◆ Request
Count every line that has the word "this" in it; give no more than the number.

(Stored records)

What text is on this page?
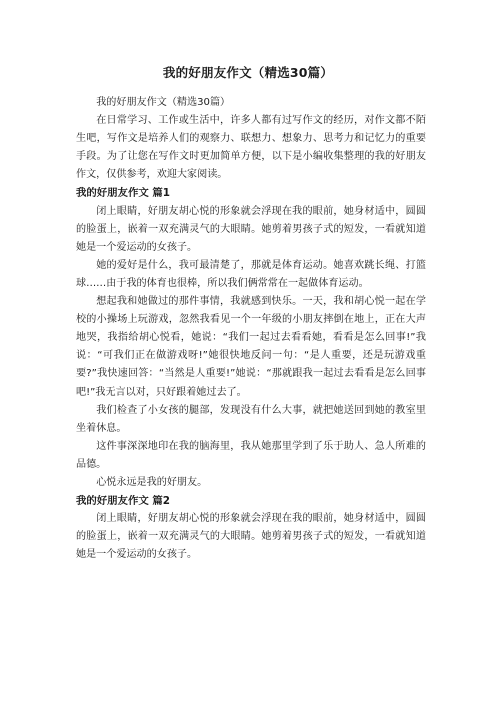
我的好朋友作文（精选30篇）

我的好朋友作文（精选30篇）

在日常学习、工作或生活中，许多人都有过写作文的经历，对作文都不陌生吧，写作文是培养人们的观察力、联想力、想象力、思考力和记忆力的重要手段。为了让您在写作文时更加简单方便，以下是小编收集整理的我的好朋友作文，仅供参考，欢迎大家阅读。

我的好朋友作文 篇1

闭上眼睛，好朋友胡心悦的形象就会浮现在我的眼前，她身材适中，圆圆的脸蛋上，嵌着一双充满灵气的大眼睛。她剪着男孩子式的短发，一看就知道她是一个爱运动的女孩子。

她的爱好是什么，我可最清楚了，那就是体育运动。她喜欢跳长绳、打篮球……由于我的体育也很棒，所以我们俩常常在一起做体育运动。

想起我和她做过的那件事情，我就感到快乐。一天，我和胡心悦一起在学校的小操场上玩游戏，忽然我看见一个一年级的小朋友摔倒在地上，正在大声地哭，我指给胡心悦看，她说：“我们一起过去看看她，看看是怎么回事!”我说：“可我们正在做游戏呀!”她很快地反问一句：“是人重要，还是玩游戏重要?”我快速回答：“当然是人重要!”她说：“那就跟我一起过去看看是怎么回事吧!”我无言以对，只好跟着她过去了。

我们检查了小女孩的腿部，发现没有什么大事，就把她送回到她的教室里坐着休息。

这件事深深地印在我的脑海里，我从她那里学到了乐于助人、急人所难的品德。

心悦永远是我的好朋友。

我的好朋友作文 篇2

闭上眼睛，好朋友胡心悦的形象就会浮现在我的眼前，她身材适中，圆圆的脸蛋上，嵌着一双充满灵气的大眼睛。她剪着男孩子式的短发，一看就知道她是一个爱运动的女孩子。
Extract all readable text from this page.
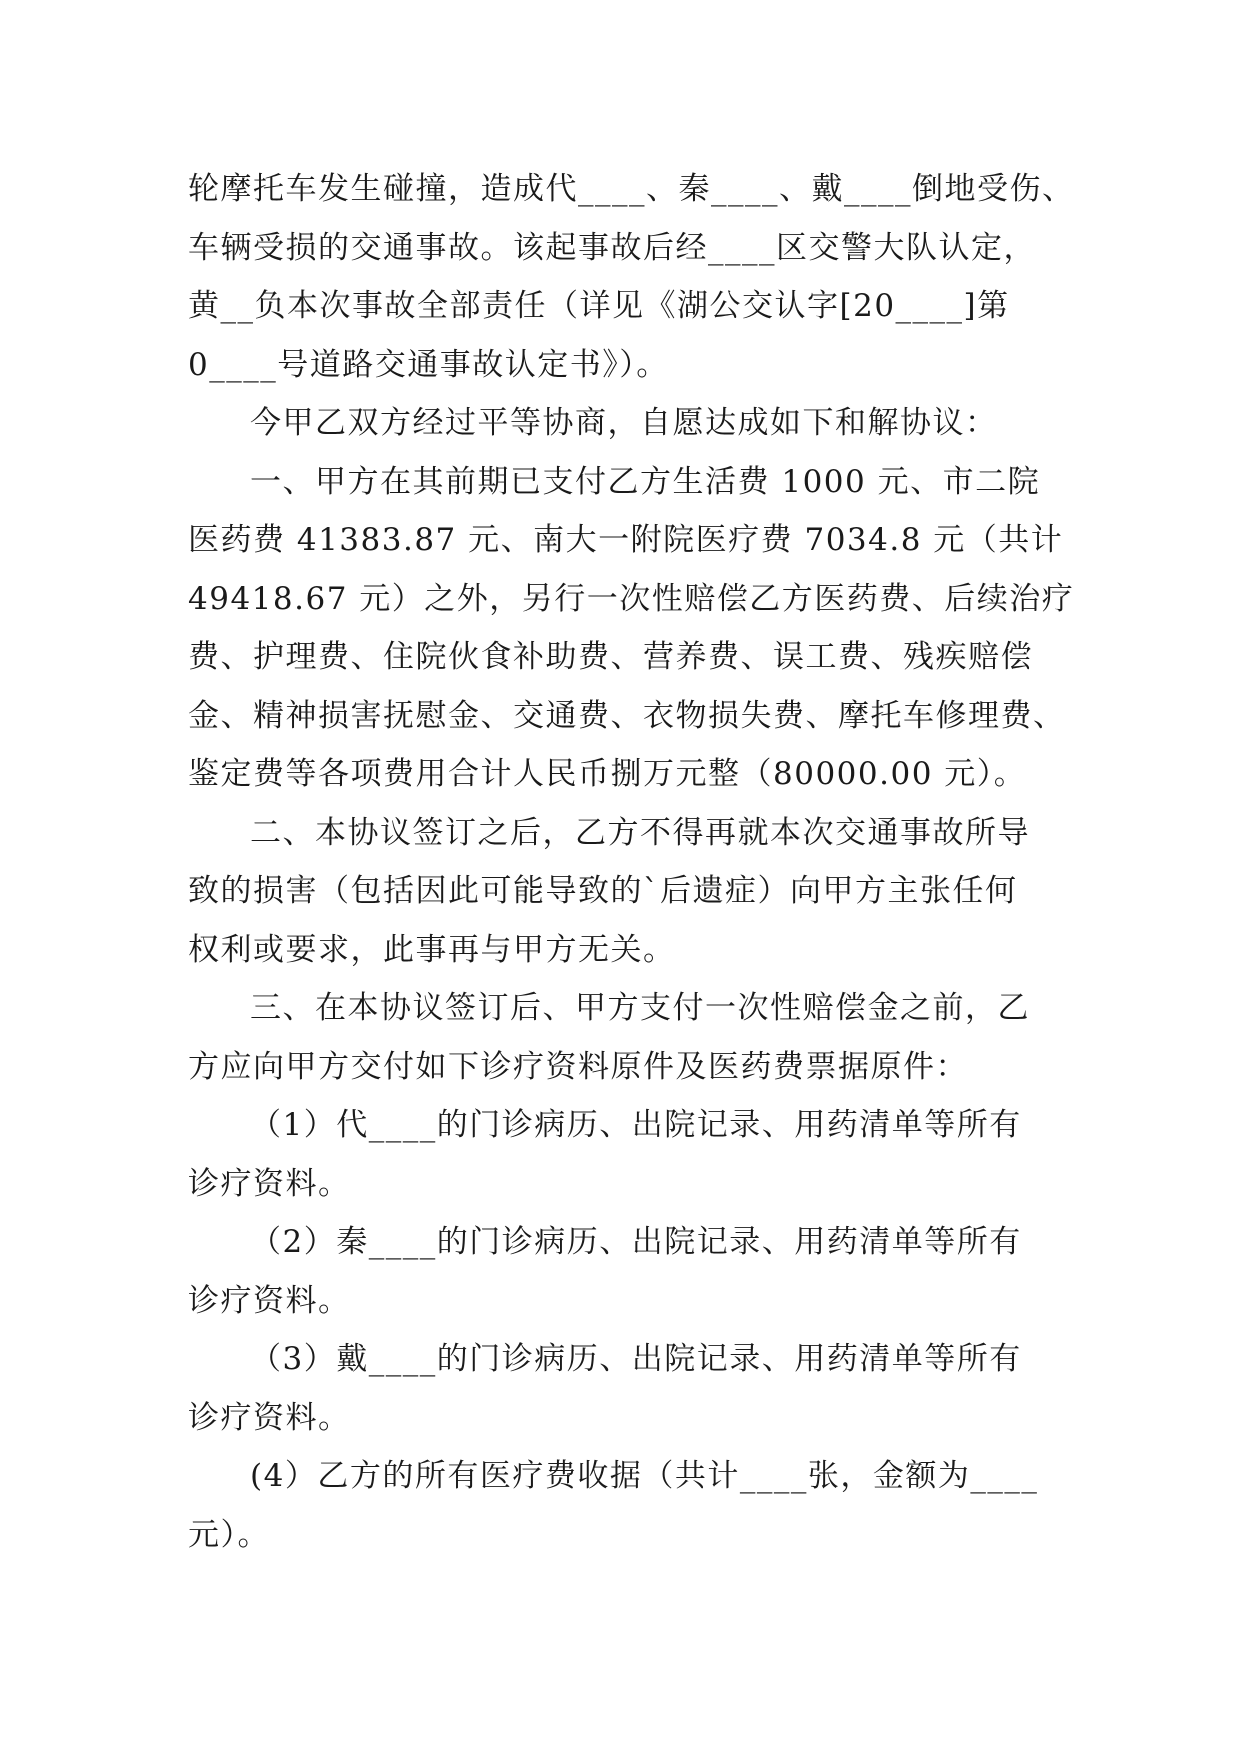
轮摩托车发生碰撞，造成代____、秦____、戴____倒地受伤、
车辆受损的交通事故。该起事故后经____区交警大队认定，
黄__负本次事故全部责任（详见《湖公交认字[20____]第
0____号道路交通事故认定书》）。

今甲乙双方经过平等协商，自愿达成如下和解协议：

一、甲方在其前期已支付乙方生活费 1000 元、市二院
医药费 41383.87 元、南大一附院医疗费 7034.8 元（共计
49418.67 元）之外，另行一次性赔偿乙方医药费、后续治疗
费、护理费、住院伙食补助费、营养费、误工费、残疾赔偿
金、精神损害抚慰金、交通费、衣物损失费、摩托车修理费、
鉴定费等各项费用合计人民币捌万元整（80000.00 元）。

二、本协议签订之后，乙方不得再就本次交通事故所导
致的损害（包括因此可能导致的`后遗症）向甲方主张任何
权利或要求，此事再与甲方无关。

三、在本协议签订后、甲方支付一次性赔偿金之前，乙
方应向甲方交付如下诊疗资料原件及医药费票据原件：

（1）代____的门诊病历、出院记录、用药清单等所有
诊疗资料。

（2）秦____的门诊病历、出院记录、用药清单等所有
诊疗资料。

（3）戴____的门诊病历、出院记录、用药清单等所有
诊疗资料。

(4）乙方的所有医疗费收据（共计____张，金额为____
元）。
---
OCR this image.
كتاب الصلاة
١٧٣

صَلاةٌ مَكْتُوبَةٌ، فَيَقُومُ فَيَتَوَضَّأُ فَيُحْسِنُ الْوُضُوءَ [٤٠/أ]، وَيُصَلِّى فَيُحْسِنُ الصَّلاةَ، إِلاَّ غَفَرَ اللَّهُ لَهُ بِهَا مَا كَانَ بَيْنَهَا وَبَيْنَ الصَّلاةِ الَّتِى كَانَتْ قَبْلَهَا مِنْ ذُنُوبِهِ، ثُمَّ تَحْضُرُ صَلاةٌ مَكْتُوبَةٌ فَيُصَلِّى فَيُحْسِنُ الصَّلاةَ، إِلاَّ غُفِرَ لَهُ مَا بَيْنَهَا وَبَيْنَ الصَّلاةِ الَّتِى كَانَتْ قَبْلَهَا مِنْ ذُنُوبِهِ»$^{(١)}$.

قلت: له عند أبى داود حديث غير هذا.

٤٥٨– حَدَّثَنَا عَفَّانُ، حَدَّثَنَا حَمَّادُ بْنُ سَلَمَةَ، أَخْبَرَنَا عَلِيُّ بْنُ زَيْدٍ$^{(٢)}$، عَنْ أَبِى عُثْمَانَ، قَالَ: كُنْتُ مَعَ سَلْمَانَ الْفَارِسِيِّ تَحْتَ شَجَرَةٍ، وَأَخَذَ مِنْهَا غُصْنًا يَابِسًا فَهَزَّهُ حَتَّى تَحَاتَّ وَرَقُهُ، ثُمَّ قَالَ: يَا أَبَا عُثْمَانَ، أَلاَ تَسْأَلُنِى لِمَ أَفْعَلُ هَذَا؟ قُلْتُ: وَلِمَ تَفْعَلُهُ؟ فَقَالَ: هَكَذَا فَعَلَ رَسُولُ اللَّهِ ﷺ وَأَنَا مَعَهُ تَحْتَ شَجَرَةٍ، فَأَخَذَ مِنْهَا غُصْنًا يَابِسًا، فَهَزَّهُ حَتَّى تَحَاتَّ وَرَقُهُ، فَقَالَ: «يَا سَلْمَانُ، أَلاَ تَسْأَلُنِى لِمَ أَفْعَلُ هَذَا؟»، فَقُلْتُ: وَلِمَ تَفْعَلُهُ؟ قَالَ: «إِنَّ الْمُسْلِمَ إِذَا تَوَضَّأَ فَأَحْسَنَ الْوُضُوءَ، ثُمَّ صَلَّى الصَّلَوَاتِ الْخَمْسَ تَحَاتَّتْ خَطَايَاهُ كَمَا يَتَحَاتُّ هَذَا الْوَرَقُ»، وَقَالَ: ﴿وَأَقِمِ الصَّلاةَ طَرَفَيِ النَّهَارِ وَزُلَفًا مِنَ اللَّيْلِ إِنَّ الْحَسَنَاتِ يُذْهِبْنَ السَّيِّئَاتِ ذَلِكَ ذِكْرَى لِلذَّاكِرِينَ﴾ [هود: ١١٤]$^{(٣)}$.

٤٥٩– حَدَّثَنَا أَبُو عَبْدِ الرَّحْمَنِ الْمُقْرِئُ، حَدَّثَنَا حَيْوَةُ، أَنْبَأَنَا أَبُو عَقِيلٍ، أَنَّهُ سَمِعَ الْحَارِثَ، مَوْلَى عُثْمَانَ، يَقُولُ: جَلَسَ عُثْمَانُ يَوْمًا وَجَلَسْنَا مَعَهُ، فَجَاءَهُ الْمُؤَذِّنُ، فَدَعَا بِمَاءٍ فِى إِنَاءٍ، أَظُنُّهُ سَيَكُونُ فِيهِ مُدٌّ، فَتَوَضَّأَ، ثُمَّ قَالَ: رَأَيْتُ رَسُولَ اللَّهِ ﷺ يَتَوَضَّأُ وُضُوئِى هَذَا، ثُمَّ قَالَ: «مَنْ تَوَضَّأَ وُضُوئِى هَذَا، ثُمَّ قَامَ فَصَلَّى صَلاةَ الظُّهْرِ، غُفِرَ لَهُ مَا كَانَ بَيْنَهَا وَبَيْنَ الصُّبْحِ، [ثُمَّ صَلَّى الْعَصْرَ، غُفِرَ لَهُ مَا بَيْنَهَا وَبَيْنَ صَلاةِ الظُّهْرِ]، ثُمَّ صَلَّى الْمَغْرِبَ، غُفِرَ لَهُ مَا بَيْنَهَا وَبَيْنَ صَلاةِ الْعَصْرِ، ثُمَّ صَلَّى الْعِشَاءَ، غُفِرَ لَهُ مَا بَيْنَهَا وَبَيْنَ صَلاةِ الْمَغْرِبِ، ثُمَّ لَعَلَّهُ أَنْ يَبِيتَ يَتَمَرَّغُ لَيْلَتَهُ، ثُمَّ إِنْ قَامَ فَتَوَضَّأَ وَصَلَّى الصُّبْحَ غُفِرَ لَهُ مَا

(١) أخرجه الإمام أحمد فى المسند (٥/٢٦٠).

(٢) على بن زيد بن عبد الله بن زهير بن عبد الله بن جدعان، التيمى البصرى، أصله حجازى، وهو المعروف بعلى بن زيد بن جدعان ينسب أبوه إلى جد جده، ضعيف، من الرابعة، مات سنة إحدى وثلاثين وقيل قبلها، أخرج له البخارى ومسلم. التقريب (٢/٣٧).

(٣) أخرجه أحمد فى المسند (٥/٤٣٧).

◆ Task result
3